Task:
Change each "candle-body" in the entries below to "candlestick-body", and give back every line with nothing else altered.

[Dataset rows]
══════════

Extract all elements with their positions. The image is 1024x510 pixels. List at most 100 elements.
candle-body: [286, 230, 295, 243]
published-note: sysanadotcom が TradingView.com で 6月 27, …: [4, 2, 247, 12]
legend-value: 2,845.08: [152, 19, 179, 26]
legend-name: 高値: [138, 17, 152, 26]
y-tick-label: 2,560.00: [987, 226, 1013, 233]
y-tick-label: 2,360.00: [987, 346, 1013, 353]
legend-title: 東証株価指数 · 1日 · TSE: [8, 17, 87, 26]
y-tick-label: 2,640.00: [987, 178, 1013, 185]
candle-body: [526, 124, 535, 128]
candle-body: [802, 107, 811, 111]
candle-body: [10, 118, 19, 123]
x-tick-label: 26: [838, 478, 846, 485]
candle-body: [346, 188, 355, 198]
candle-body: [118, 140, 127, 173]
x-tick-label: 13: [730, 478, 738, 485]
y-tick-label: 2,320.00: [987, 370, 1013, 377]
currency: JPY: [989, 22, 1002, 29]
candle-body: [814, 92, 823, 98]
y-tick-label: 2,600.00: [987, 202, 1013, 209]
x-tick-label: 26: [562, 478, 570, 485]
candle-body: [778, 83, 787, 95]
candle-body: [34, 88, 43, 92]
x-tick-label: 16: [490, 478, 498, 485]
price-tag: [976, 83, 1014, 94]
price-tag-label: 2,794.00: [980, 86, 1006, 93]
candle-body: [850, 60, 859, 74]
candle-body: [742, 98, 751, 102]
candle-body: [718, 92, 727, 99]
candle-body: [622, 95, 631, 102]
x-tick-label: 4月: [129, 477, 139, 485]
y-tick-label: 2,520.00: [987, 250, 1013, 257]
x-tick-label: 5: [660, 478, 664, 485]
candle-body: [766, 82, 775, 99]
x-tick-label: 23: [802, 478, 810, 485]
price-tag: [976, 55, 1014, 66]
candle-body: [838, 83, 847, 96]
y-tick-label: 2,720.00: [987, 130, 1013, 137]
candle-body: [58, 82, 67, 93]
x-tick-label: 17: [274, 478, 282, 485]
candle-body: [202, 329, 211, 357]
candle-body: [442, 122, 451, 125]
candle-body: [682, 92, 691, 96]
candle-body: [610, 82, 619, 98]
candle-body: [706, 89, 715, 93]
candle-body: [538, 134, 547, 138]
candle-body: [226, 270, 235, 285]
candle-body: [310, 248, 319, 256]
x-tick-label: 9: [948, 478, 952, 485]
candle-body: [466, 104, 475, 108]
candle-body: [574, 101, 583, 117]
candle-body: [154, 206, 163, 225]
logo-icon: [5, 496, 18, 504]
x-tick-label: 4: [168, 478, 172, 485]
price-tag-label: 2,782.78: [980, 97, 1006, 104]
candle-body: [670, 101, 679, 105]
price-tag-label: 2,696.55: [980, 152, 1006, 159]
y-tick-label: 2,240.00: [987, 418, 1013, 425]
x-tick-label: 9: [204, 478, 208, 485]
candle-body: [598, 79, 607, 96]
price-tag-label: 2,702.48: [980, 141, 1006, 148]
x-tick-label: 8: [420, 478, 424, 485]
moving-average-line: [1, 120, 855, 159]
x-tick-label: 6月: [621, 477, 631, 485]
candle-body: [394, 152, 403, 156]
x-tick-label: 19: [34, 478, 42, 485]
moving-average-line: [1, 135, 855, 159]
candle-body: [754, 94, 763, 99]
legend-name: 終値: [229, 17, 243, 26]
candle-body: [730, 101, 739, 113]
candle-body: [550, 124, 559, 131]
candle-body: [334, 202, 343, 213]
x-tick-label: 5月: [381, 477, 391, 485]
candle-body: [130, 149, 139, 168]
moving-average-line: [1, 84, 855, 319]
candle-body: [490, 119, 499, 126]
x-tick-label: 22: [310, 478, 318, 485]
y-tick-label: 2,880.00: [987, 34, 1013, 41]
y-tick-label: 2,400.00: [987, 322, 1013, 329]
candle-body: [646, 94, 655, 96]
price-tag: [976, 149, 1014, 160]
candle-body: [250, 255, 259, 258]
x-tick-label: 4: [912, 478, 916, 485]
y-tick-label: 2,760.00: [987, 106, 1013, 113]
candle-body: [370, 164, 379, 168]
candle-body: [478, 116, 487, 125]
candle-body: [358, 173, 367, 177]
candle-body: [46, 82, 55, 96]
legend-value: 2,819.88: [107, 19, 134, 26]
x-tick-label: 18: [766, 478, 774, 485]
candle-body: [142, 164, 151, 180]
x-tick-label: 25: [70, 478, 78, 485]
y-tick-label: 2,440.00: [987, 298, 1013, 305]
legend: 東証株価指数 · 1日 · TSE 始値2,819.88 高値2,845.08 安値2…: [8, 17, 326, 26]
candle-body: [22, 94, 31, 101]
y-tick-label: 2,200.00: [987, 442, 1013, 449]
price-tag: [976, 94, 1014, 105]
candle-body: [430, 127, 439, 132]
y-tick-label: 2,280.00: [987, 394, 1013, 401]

══════════

Task solution:
Extract all elements with their positions. The image is 1024x510 pixels. List at most 100 elements.
candlestick-body: [286, 230, 295, 243]
published-note: sysanadotcom が TradingView.com で 6月 27, …: [4, 2, 247, 12]
legend-value: 2,845.08: [152, 19, 179, 26]
legend-name: 高値: [138, 17, 152, 26]
y-tick-label: 2,560.00: [987, 226, 1013, 233]
y-tick-label: 2,360.00: [987, 346, 1013, 353]
legend-title: 東証株価指数 · 1日 · TSE: [8, 17, 87, 26]
y-tick-label: 2,640.00: [987, 178, 1013, 185]
candlestick-body: [526, 124, 535, 128]
candlestick-body: [802, 107, 811, 111]
candlestick-body: [10, 118, 19, 123]
x-tick-label: 26: [838, 478, 846, 485]
candlestick-body: [346, 188, 355, 198]
candlestick-body: [118, 140, 127, 173]
x-tick-label: 13: [730, 478, 738, 485]
y-tick-label: 2,320.00: [987, 370, 1013, 377]
currency: JPY: [989, 22, 1002, 29]
candlestick-body: [814, 92, 823, 98]
y-tick-label: 2,600.00: [987, 202, 1013, 209]
x-tick-label: 26: [562, 478, 570, 485]
candlestick-body: [778, 83, 787, 95]
candlestick-body: [34, 88, 43, 92]
x-tick-label: 16: [490, 478, 498, 485]
price-tag: [976, 83, 1014, 94]
price-tag-label: 2,794.00: [980, 86, 1006, 93]
candlestick-body: [850, 60, 859, 74]
candlestick-body: [742, 98, 751, 102]
candlestick-body: [718, 92, 727, 99]
candlestick-body: [622, 95, 631, 102]
x-tick-label: 4月: [129, 477, 139, 485]
y-tick-label: 2,520.00: [987, 250, 1013, 257]
x-tick-label: 5: [660, 478, 664, 485]
candlestick-body: [766, 82, 775, 99]
x-tick-label: 23: [802, 478, 810, 485]
price-tag: [976, 55, 1014, 66]
candlestick-body: [838, 83, 847, 96]
y-tick-label: 2,720.00: [987, 130, 1013, 137]
candlestick-body: [58, 82, 67, 93]
x-tick-label: 17: [274, 478, 282, 485]
candlestick-body: [202, 329, 211, 357]
candlestick-body: [442, 122, 451, 125]
candlestick-body: [682, 92, 691, 96]
candlestick-body: [610, 82, 619, 98]
candlestick-body: [706, 89, 715, 93]
candlestick-body: [538, 134, 547, 138]
candlestick-body: [226, 270, 235, 285]
candlestick-body: [310, 248, 319, 256]
x-tick-label: 9: [948, 478, 952, 485]
candlestick-body: [466, 104, 475, 108]
candlestick-body: [574, 101, 583, 117]
candlestick-body: [154, 206, 163, 225]
logo-icon: [5, 496, 18, 504]
x-tick-label: 4: [168, 478, 172, 485]
price-tag-label: 2,782.78: [980, 97, 1006, 104]
candlestick-body: [670, 101, 679, 105]
price-tag-label: 2,696.55: [980, 152, 1006, 159]
y-tick-label: 2,240.00: [987, 418, 1013, 425]
x-tick-label: 9: [204, 478, 208, 485]
candlestick-body: [598, 79, 607, 96]
price-tag-label: 2,702.48: [980, 141, 1006, 148]
x-tick-label: 8: [420, 478, 424, 485]
moving-average-line: [1, 120, 855, 159]
x-tick-label: 6月: [621, 477, 631, 485]
candlestick-body: [394, 152, 403, 156]
x-tick-label: 19: [34, 478, 42, 485]
moving-average-line: [1, 135, 855, 159]
candlestick-body: [754, 94, 763, 99]
legend-name: 終値: [229, 17, 243, 26]
candlestick-body: [730, 101, 739, 113]
candlestick-body: [550, 124, 559, 131]
candlestick-body: [334, 202, 343, 213]
x-tick-label: 5月: [381, 477, 391, 485]
candlestick-body: [130, 149, 139, 168]
moving-average-line: [1, 84, 855, 319]
candlestick-body: [490, 119, 499, 126]
x-tick-label: 22: [310, 478, 318, 485]
y-tick-label: 2,880.00: [987, 34, 1013, 41]
y-tick-label: 2,400.00: [987, 322, 1013, 329]
candlestick-body: [646, 94, 655, 96]
price-tag: [976, 149, 1014, 160]
candlestick-body: [250, 255, 259, 258]
x-tick-label: 4: [912, 478, 916, 485]
y-tick-label: 2,760.00: [987, 106, 1013, 113]
candlestick-body: [370, 164, 379, 168]
candlestick-body: [478, 116, 487, 125]
candlestick-body: [358, 173, 367, 177]
candlestick-body: [46, 82, 55, 96]
legend-value: 2,819.88: [107, 19, 134, 26]
x-tick-label: 18: [766, 478, 774, 485]
candlestick-body: [142, 164, 151, 180]
x-tick-label: 25: [70, 478, 78, 485]
y-tick-label: 2,440.00: [987, 298, 1013, 305]
legend: 東証株価指数 · 1日 · TSE 始値2,819.88 高値2,845.08 安値2…: [8, 17, 326, 26]
candlestick-body: [22, 94, 31, 101]
y-tick-label: 2,200.00: [987, 442, 1013, 449]
price-tag: [976, 94, 1014, 105]
candlestick-body: [430, 127, 439, 132]
y-tick-label: 2,280.00: [987, 394, 1013, 401]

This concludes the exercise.